_Your goal_
Extract all lines from the data beneath that include the word "ylabel".
=== Data rows ===
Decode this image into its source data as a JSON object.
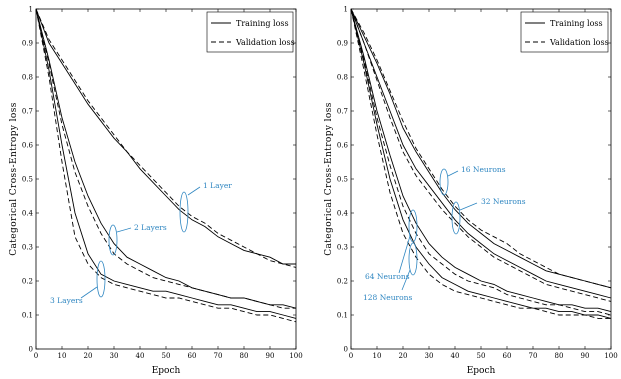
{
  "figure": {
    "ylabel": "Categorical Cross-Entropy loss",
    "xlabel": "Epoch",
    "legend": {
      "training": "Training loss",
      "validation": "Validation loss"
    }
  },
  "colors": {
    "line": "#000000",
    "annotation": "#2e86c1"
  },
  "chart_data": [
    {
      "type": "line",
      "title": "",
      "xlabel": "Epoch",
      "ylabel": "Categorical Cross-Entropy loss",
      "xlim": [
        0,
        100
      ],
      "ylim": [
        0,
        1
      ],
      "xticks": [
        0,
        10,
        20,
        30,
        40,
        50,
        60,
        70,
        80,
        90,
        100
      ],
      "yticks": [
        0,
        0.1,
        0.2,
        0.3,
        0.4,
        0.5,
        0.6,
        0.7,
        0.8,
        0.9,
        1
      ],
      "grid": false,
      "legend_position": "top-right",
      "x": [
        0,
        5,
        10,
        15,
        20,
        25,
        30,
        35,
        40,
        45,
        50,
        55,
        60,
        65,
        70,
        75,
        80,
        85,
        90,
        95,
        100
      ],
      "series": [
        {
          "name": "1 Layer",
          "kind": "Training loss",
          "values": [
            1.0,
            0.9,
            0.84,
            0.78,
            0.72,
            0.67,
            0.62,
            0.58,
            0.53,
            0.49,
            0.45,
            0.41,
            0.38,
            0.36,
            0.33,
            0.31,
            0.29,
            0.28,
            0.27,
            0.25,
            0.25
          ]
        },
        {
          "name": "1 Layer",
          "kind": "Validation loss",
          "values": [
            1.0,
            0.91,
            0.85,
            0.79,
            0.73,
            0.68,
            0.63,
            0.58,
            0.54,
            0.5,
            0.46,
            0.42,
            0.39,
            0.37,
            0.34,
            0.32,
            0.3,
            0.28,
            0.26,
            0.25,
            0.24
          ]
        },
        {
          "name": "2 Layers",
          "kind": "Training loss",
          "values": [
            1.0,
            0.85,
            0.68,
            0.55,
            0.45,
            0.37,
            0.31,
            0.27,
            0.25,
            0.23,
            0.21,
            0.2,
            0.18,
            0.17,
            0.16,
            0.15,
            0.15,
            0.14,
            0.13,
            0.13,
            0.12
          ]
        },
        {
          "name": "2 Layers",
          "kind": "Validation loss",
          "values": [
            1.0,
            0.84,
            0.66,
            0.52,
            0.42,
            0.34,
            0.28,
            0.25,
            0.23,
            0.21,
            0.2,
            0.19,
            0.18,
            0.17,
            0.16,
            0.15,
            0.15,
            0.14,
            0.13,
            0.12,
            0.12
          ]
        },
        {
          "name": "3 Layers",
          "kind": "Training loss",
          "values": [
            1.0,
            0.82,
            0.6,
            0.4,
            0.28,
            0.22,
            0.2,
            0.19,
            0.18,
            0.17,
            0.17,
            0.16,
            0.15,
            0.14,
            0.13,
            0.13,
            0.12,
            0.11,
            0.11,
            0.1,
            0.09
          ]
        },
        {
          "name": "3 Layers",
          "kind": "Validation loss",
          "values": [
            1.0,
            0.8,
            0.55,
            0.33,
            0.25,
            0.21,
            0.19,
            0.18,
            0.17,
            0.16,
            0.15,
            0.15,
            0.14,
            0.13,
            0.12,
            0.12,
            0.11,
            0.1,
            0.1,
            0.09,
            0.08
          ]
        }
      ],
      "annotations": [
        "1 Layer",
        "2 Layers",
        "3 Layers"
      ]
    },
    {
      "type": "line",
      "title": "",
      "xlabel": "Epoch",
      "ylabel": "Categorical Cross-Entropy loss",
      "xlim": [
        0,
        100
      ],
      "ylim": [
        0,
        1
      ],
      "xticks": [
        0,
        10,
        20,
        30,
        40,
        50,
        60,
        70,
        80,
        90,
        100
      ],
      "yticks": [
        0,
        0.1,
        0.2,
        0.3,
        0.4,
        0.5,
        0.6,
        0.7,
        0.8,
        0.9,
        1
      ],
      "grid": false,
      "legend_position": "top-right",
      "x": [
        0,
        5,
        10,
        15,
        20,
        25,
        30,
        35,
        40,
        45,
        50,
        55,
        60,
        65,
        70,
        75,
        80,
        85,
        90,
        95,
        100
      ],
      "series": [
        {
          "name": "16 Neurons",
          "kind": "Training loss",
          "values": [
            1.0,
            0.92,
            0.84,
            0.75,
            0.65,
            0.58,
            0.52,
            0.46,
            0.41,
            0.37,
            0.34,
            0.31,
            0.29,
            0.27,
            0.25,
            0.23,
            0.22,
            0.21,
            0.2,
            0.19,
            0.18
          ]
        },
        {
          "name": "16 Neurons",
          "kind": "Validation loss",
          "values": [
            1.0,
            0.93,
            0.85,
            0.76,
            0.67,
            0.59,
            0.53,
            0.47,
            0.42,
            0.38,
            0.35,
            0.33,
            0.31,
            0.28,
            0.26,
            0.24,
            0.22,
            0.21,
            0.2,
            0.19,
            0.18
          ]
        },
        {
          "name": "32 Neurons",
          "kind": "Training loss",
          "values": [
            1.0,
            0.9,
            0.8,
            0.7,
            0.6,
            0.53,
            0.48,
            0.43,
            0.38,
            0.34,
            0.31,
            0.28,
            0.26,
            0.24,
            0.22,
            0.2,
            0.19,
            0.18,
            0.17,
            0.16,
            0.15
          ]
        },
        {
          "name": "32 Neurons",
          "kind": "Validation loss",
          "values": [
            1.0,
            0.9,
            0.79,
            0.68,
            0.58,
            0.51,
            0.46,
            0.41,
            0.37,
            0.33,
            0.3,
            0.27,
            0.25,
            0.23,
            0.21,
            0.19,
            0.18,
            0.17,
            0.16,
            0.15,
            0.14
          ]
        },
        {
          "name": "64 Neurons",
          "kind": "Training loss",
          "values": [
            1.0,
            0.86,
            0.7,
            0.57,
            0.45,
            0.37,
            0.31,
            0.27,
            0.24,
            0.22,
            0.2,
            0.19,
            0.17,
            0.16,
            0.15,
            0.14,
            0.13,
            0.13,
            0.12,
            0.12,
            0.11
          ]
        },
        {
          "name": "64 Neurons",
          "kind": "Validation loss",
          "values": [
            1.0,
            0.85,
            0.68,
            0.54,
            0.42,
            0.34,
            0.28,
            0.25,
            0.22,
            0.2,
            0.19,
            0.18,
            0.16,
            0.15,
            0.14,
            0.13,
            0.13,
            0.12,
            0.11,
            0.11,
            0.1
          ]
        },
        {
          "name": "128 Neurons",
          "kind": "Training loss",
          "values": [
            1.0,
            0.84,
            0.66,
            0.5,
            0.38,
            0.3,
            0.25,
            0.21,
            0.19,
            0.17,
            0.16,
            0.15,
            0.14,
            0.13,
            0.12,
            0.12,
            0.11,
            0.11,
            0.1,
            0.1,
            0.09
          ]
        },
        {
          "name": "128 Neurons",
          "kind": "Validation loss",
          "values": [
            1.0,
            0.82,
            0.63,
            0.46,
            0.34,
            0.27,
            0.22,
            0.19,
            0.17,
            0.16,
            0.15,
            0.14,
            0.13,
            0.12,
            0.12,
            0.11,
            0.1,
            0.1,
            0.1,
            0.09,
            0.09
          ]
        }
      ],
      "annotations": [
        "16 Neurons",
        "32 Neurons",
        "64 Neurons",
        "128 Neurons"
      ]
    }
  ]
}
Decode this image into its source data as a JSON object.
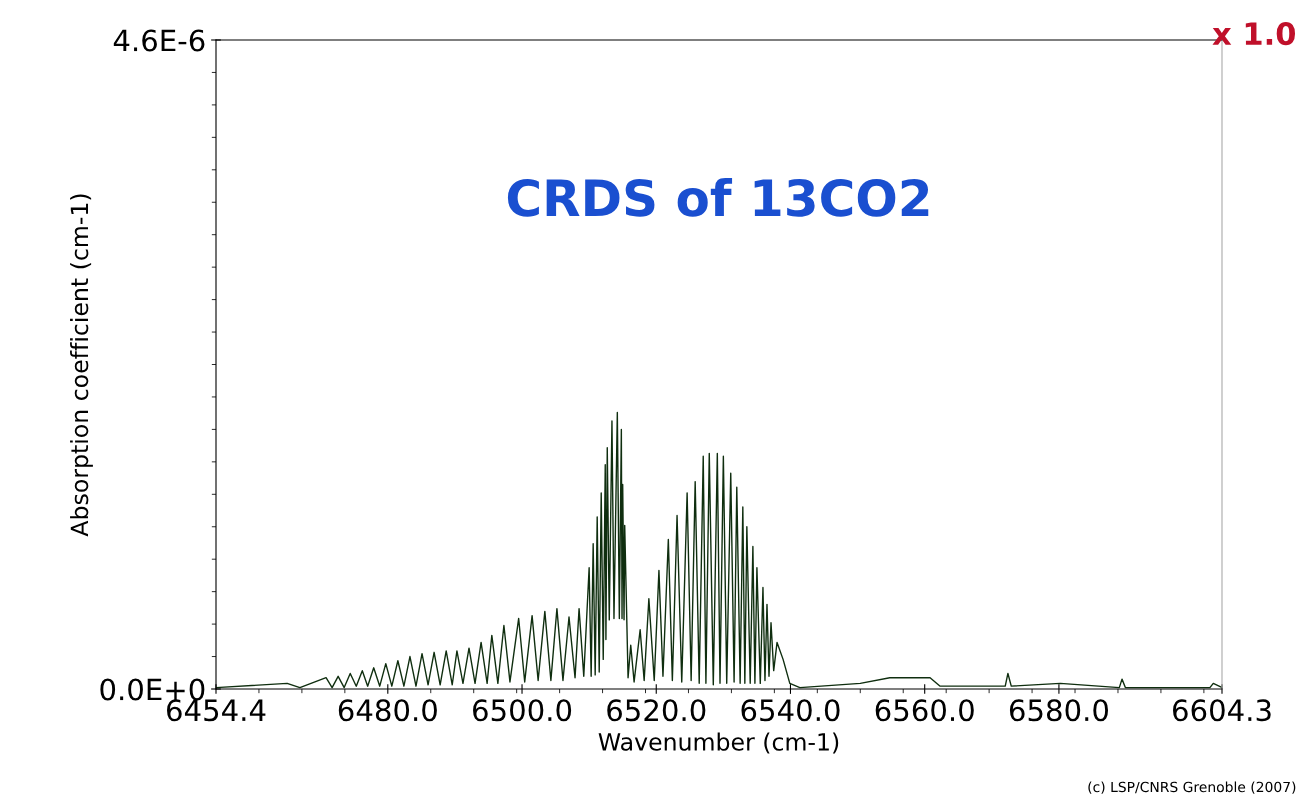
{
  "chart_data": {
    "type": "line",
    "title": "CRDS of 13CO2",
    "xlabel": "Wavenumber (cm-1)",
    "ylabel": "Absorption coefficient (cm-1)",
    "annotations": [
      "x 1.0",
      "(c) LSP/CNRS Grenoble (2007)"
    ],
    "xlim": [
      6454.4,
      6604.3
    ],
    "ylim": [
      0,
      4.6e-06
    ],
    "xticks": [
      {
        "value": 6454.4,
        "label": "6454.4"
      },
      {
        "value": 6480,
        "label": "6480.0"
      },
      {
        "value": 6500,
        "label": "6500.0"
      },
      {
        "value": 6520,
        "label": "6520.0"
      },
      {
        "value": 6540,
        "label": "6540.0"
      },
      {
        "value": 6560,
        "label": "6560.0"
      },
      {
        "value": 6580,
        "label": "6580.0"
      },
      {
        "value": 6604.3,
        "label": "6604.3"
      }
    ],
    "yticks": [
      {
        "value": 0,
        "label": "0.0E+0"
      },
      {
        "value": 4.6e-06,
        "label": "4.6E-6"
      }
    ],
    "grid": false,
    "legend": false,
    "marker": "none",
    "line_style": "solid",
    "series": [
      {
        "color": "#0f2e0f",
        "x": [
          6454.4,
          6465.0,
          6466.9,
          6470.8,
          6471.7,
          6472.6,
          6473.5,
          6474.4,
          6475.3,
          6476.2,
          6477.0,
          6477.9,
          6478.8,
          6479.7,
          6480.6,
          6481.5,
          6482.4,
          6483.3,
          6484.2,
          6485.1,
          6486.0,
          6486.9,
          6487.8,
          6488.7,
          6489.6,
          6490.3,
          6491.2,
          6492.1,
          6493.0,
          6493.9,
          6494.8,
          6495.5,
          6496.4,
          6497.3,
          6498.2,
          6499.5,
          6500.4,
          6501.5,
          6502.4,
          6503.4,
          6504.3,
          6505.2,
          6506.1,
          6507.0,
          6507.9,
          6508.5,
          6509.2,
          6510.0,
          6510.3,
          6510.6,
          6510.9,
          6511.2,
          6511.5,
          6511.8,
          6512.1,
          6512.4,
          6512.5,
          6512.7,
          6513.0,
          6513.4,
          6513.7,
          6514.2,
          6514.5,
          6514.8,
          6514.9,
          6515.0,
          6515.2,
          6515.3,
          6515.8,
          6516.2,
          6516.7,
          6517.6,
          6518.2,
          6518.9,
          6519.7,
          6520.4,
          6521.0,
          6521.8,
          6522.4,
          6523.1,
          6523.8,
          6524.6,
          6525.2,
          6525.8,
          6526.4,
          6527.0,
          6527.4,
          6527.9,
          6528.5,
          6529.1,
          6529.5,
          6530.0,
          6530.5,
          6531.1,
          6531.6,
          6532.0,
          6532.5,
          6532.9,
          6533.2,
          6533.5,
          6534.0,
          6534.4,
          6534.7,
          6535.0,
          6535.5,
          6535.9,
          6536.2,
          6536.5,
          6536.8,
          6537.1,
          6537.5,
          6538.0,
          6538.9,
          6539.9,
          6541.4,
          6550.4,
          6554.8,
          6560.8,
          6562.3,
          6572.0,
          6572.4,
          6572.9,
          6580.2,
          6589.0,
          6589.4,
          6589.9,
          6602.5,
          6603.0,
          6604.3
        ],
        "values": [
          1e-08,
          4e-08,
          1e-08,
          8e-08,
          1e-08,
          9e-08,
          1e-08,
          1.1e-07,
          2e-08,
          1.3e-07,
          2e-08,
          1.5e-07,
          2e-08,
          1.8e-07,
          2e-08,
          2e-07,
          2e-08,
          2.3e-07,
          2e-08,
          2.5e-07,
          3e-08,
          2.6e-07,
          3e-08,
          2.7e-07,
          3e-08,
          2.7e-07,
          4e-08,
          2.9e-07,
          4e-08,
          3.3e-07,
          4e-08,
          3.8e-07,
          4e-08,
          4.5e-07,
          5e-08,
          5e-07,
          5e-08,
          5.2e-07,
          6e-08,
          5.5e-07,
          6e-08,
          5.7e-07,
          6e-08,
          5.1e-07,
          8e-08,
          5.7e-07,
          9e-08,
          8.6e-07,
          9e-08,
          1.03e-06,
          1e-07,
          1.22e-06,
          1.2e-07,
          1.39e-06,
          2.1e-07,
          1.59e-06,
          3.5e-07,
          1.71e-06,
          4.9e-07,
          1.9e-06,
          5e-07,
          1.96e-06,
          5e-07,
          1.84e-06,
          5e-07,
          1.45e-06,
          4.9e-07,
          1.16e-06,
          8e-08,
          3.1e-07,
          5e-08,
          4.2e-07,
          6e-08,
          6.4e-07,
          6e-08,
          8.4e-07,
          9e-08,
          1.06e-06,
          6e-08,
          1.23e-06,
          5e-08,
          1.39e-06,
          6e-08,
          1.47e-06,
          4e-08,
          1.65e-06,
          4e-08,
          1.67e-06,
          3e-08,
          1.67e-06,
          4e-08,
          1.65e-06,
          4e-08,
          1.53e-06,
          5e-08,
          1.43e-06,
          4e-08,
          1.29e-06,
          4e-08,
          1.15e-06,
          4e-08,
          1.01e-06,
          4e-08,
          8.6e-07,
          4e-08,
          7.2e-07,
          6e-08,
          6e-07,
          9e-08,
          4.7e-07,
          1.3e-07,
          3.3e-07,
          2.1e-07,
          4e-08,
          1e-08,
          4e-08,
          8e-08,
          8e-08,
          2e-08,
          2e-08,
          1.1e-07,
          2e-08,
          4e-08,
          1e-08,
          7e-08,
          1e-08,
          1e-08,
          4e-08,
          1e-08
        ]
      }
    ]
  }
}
===
_Result of this task_
    "ylabel": "Categorical Cross-Entropy loss",
      "ylabel": "Categorical Cross-Entropy loss",
      "ylabel": "Categorical Cross-Entropy loss",
    "ylabel": "Absorption coefficient (cm-1)",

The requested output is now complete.